The task -
Each entry below is to be transcribed exactly.

— start of Information shown —

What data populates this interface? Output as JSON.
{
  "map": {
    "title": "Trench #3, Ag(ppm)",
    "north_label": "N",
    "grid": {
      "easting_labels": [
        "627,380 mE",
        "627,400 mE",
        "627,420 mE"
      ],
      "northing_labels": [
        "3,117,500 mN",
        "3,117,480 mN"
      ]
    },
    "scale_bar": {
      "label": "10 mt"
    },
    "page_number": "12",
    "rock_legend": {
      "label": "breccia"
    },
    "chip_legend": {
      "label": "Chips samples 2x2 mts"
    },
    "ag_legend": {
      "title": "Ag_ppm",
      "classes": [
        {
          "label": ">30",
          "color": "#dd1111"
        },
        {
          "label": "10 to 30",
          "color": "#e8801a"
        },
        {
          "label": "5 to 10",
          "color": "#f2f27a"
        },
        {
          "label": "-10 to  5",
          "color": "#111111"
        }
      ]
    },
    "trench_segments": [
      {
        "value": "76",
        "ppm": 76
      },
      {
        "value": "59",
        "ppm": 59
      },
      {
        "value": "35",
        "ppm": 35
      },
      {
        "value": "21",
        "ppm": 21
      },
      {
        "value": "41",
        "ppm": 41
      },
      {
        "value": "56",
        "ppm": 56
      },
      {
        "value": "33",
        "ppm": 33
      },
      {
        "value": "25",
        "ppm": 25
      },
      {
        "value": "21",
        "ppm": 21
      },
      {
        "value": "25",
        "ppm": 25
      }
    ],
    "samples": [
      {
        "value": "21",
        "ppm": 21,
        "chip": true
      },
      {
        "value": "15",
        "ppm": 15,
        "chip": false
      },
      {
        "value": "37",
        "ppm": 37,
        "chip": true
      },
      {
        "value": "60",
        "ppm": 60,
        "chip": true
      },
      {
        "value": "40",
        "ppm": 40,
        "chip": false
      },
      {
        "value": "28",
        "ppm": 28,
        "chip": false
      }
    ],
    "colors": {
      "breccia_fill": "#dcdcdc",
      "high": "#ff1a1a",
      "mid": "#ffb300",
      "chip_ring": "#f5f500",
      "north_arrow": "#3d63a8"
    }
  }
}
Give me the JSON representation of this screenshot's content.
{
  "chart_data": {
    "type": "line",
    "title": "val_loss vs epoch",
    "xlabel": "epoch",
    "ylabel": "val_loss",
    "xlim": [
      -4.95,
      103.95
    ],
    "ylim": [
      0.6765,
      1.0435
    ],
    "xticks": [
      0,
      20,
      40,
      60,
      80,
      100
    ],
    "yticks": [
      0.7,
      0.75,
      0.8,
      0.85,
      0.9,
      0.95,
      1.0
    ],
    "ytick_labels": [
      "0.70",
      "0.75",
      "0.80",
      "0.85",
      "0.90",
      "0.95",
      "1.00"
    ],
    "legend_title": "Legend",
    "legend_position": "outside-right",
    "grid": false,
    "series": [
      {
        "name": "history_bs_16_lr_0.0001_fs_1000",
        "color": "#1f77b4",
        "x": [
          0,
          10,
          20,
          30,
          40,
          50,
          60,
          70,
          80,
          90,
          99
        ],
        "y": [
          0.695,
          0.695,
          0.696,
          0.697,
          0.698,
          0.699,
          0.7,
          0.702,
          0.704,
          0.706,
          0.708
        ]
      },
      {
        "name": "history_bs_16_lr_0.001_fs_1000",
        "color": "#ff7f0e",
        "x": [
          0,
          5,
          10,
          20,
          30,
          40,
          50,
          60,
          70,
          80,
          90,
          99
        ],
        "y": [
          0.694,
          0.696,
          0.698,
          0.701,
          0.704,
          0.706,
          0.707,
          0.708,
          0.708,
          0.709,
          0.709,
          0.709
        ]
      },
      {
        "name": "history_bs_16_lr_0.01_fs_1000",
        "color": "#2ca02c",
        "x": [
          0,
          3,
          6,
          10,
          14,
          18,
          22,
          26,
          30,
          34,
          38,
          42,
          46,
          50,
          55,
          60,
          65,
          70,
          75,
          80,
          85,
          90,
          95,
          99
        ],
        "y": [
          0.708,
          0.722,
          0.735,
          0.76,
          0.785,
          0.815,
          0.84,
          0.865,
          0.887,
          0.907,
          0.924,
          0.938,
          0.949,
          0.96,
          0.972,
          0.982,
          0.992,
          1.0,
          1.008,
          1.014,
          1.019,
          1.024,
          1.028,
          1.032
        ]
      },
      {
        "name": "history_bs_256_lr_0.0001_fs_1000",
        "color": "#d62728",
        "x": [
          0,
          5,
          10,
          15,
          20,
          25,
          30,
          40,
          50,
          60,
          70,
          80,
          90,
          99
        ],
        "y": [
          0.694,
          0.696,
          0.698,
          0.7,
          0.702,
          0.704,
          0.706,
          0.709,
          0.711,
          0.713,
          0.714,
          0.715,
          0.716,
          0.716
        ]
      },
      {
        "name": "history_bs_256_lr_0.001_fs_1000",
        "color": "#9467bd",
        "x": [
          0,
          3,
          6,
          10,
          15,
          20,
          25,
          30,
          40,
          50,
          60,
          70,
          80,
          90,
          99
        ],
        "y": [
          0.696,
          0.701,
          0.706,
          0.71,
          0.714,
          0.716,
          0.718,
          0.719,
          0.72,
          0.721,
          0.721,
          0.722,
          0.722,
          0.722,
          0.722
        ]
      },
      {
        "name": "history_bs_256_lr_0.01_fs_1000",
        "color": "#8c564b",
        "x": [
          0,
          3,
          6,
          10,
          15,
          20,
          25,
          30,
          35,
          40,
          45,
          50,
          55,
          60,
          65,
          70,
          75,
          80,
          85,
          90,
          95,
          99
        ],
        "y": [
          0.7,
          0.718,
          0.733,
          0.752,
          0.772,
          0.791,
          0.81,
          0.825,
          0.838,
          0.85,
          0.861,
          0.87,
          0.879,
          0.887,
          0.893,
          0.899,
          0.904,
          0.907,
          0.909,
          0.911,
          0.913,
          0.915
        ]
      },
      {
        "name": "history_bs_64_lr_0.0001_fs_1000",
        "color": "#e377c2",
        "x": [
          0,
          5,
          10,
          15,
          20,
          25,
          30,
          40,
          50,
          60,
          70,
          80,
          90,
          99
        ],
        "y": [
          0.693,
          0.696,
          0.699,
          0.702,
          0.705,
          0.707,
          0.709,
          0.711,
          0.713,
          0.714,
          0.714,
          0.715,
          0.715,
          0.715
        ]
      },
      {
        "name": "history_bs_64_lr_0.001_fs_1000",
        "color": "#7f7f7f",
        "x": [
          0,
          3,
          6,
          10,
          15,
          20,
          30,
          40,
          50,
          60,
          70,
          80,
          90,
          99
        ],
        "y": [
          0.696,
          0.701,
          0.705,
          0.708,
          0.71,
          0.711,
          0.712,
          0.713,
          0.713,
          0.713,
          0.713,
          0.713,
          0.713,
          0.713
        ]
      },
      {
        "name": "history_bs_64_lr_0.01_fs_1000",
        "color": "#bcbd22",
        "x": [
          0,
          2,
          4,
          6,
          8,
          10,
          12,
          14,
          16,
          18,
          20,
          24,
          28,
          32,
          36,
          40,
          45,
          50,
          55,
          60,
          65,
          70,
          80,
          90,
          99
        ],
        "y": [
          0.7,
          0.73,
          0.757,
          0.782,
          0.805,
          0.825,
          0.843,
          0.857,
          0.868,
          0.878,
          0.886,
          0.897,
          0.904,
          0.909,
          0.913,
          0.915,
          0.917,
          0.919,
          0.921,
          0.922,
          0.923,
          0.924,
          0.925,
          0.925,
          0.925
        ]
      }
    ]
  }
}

— end of Information shown —

Task response -
What data populates this interface? Output as JSON.
{
  "map": {
    "title": "Trench #3, Ag(ppm)",
    "north_label": "N",
    "grid": {
      "easting_labels": [
        "627,380 mE",
        "627,400 mE",
        "627,420 mE"
      ],
      "northing_labels": [
        "3,117,500 mN",
        "3,117,480 mN"
      ]
    },
    "scale_bar": {
      "label": "10 mt"
    },
    "page_number": "12",
    "rock_legend": {
      "label": "breccia"
    },
    "chip_legend": {
      "label": "Chips samples 2x2 mts"
    },
    "ag_legend": {
      "title": "Ag_ppm",
      "classes": [
        {
          "label": ">30",
          "color": "#dd1111"
        },
        {
          "label": "10 to 30",
          "color": "#e8801a"
        },
        {
          "label": "5 to 10",
          "color": "#f2f27a"
        },
        {
          "label": "-10 to  5",
          "color": "#111111"
        }
      ]
    },
    "trench_segments": [
      {
        "value": "76",
        "ppm": 76
      },
      {
        "value": "59",
        "ppm": 59
      },
      {
        "value": "35",
        "ppm": 35
      },
      {
        "value": "21",
        "ppm": 21
      },
      {
        "value": "41",
        "ppm": 41
      },
      {
        "value": "56",
        "ppm": 56
      },
      {
        "value": "33",
        "ppm": 33
      },
      {
        "value": "25",
        "ppm": 25
      },
      {
        "value": "21",
        "ppm": 21
      },
      {
        "value": "25",
        "ppm": 25
      }
    ],
    "samples": [
      {
        "value": "21",
        "ppm": 21,
        "chip": true
      },
      {
        "value": "15",
        "ppm": 15,
        "chip": false
      },
      {
        "value": "37",
        "ppm": 37,
        "chip": true
      },
      {
        "value": "60",
        "ppm": 60,
        "chip": true
      },
      {
        "value": "40",
        "ppm": 40,
        "chip": false
      },
      {
        "value": "28",
        "ppm": 28,
        "chip": false
      }
    ],
    "colors": {
      "breccia_fill": "#dcdcdc",
      "high": "#ff1a1a",
      "mid": "#ffb300",
      "chip_ring": "#f5f500",
      "north_arrow": "#3d63a8"
    }
  }
}
Give me the JSON representation of this screenshot's content.
{
  "chart_data": {
    "type": "line",
    "title": "val_loss vs epoch",
    "xlabel": "epoch",
    "ylabel": "val_loss",
    "xlim": [
      -4.95,
      103.95
    ],
    "ylim": [
      0.6765,
      1.0435
    ],
    "xticks": [
      0,
      20,
      40,
      60,
      80,
      100
    ],
    "yticks": [
      0.7,
      0.75,
      0.8,
      0.85,
      0.9,
      0.95,
      1.0
    ],
    "ytick_labels": [
      "0.70",
      "0.75",
      "0.80",
      "0.85",
      "0.90",
      "0.95",
      "1.00"
    ],
    "legend_title": "Legend",
    "legend_position": "outside-right",
    "grid": false,
    "series": [
      {
        "name": "history_bs_16_lr_0.0001_fs_1000",
        "color": "#1f77b4",
        "x": [
          0,
          10,
          20,
          30,
          40,
          50,
          60,
          70,
          80,
          90,
          99
        ],
        "y": [
          0.695,
          0.695,
          0.696,
          0.697,
          0.698,
          0.699,
          0.7,
          0.702,
          0.704,
          0.706,
          0.708
        ]
      },
      {
        "name": "history_bs_16_lr_0.001_fs_1000",
        "color": "#ff7f0e",
        "x": [
          0,
          5,
          10,
          20,
          30,
          40,
          50,
          60,
          70,
          80,
          90,
          99
        ],
        "y": [
          0.694,
          0.696,
          0.698,
          0.701,
          0.704,
          0.706,
          0.707,
          0.708,
          0.708,
          0.709,
          0.709,
          0.709
        ]
      },
      {
        "name": "history_bs_16_lr_0.01_fs_1000",
        "color": "#2ca02c",
        "x": [
          0,
          3,
          6,
          10,
          14,
          18,
          22,
          26,
          30,
          34,
          38,
          42,
          46,
          50,
          55,
          60,
          65,
          70,
          75,
          80,
          85,
          90,
          95,
          99
        ],
        "y": [
          0.708,
          0.722,
          0.735,
          0.76,
          0.785,
          0.815,
          0.84,
          0.865,
          0.887,
          0.907,
          0.924,
          0.938,
          0.949,
          0.96,
          0.972,
          0.982,
          0.992,
          1.0,
          1.008,
          1.014,
          1.019,
          1.024,
          1.028,
          1.032
        ]
      },
      {
        "name": "history_bs_256_lr_0.0001_fs_1000",
        "color": "#d62728",
        "x": [
          0,
          5,
          10,
          15,
          20,
          25,
          30,
          40,
          50,
          60,
          70,
          80,
          90,
          99
        ],
        "y": [
          0.694,
          0.696,
          0.698,
          0.7,
          0.702,
          0.704,
          0.706,
          0.709,
          0.711,
          0.713,
          0.714,
          0.715,
          0.716,
          0.716
        ]
      },
      {
        "name": "history_bs_256_lr_0.001_fs_1000",
        "color": "#9467bd",
        "x": [
          0,
          3,
          6,
          10,
          15,
          20,
          25,
          30,
          40,
          50,
          60,
          70,
          80,
          90,
          99
        ],
        "y": [
          0.696,
          0.701,
          0.706,
          0.71,
          0.714,
          0.716,
          0.718,
          0.719,
          0.72,
          0.721,
          0.721,
          0.722,
          0.722,
          0.722,
          0.722
        ]
      },
      {
        "name": "history_bs_256_lr_0.01_fs_1000",
        "color": "#8c564b",
        "x": [
          0,
          3,
          6,
          10,
          15,
          20,
          25,
          30,
          35,
          40,
          45,
          50,
          55,
          60,
          65,
          70,
          75,
          80,
          85,
          90,
          95,
          99
        ],
        "y": [
          0.7,
          0.718,
          0.733,
          0.752,
          0.772,
          0.791,
          0.81,
          0.825,
          0.838,
          0.85,
          0.861,
          0.87,
          0.879,
          0.887,
          0.893,
          0.899,
          0.904,
          0.907,
          0.909,
          0.911,
          0.913,
          0.915
        ]
      },
      {
        "name": "history_bs_64_lr_0.0001_fs_1000",
        "color": "#e377c2",
        "x": [
          0,
          5,
          10,
          15,
          20,
          25,
          30,
          40,
          50,
          60,
          70,
          80,
          90,
          99
        ],
        "y": [
          0.693,
          0.696,
          0.699,
          0.702,
          0.705,
          0.707,
          0.709,
          0.711,
          0.713,
          0.714,
          0.714,
          0.715,
          0.715,
          0.715
        ]
      },
      {
        "name": "history_bs_64_lr_0.001_fs_1000",
        "color": "#7f7f7f",
        "x": [
          0,
          3,
          6,
          10,
          15,
          20,
          30,
          40,
          50,
          60,
          70,
          80,
          90,
          99
        ],
        "y": [
          0.696,
          0.701,
          0.705,
          0.708,
          0.71,
          0.711,
          0.712,
          0.713,
          0.713,
          0.713,
          0.713,
          0.713,
          0.713,
          0.713
        ]
      },
      {
        "name": "history_bs_64_lr_0.01_fs_1000",
        "color": "#bcbd22",
        "x": [
          0,
          2,
          4,
          6,
          8,
          10,
          12,
          14,
          16,
          18,
          20,
          24,
          28,
          32,
          36,
          40,
          45,
          50,
          55,
          60,
          65,
          70,
          80,
          90,
          99
        ],
        "y": [
          0.7,
          0.73,
          0.757,
          0.782,
          0.805,
          0.825,
          0.843,
          0.857,
          0.868,
          0.878,
          0.886,
          0.897,
          0.904,
          0.909,
          0.913,
          0.915,
          0.917,
          0.919,
          0.921,
          0.922,
          0.923,
          0.924,
          0.925,
          0.925,
          0.925
        ]
      }
    ]
  }
}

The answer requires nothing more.